Would you return the complete listing below word for word?
--- begin Provided material ---
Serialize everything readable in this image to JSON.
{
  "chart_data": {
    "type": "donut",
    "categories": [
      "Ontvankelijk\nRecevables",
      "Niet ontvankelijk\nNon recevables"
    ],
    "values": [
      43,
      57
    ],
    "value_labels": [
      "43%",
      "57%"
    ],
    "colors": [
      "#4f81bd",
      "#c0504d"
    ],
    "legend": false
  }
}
--- end Provided material ---
Problem solution.
Serialize everything readable in this image to JSON.
{
  "chart_data": {
    "type": "donut",
    "categories": [
      "Ontvankelijk\nRecevables",
      "Niet ontvankelijk\nNon recevables"
    ],
    "values": [
      43,
      57
    ],
    "value_labels": [
      "43%",
      "57%"
    ],
    "colors": [
      "#4f81bd",
      "#c0504d"
    ],
    "legend": false
  }
}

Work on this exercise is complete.